-- Work item --
Resume the article on DLK1 imprinting in Wilms tumours at the point where it stops, writing the next part of it.

====== Page extract

Imprinting, expression, and localisation of DLK1 in Wilms tumours

Abstract

Background: Loss of imprinting (LOI) of the H19/IGF2 domain is a common feature of Wilms tumour. The GTL2/DLK1 domain is also imprinted and is structurally similar to H19/IGF2. The question arises as to whether DLK1 also undergoes LOI in Wilms tumour, or whether the LOI mechanism is restricted to the H19/IGF2 domain.

Aim: To investigate the imprinting status of DLK1 in Wilms tumours with IGF2 LOI. The cellular localisation of DLK1 in the tumours was also examined.

Methods: DLK1 expression was measured by quantitative real time polymerase chain reaction (Q-PCR) in 30 Wilms tumours that had previously been classified according to whether they had IGF2 LOI, WT1 mutations, or 11p15.5 loss of heterozygosity. Allele specific expression of DLK1 was examined by direct sequencing using a DLK1 exon 5 polymorphism (rs1802710). Immunohistochemical analysis of DLK1 was performed on 13 tumours and two intralobar nephrogenic rests, in addition to two fetal kidneys and one fetal skeletal muscle sample.

Results: Ten of 30 tumours were heterozygous for rs1802710 and all tumours showed retention of imprinting of DLK1. Moderate to high expression of DLK1 was detected by Q-PCR in nine of 13 tumours with myogenic differentiation. Immunohistochemical expression of DLK1 was detected in the myogenic elements.

Conclusion: LOI does not occur at the GTL2/DLK1 domain in Wilms tumour. This finding suggests that LOI at 11p15.5 does not reflect non-specific disruption of a shared imprinting mechanism. DLK1 expression in Wilms tumour might reflect the presence of myogenic differentiation, rather than an alteration of its imprinting status.

Figure 1

The structural, spatial, and regulatory features of IGF2/H19 and DLK1/GTL2 domains. Expressed and imprinted genes are shown as open boxes and black boxes, respectively. CTCF binding sites are indicated by vertical rectangles. Open circles indicate enhancer elements.

============
====== Source material

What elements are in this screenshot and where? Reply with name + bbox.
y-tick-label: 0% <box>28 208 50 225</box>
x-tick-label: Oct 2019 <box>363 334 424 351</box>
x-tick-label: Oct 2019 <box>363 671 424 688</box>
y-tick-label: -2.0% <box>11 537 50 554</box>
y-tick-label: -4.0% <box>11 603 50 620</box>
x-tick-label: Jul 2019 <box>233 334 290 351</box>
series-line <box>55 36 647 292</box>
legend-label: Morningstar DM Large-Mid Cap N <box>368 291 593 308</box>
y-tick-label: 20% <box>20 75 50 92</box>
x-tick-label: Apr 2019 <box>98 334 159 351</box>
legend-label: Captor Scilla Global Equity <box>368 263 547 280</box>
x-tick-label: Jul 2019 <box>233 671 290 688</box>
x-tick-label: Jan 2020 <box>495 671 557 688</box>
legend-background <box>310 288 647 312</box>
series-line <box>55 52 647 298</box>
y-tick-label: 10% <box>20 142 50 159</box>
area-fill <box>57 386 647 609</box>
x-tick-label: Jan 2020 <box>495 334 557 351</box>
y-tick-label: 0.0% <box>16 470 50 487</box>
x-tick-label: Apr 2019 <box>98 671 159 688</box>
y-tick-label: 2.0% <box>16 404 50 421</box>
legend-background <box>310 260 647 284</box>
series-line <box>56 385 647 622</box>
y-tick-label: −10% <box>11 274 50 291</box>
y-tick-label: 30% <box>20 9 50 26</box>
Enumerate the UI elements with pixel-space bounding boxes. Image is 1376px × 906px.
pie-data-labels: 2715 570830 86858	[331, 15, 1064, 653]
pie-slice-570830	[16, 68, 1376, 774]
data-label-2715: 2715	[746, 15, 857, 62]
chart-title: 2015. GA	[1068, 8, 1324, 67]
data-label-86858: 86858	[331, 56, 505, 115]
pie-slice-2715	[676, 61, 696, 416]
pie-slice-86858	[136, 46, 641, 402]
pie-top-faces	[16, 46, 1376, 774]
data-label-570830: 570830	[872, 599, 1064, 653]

============

-- Answer --
Figure 2

The tumour DNA is heterozygous for the C/T polymorphism. The father and mother are homozygous for the C and T allele, respectively. Therefore, exclusive expression of the C allele indicates paternal expression of DLK1.

Figure 3

Immunohistochemistry for DLK1 in (A) the developing kidney (21 weeks), (B) tumour bearing normal kidney, and (C) fetal skeletal muscle (8 weeks). Original magnification: A, ×200; B, C, ×400. (A) DLK1 immunostaining is faintly positive or negative in condensed mesenchyme (cm), renal vesicles (rv), an S shaped body (s), a presumptive podocyte (pp), and glomerular epithelium (gl). DLK1 was weakly positive in the cytoplasm of ureteric buds (ub) and ureteric bud ampullae (uba). DLK1 was moderately to highly expressed in the cytoplasm of developing tubules (dt, future proximal and distal convoluted tubules). (B) Expression of DLK1 was seen in the nucleus and cytoplasm of collecting ducts (cd), Henle’s loops (hl), proximal and distal convoluted tubules (pct and dct). (C) DLK1 is expressed in fetal skeletal muscle.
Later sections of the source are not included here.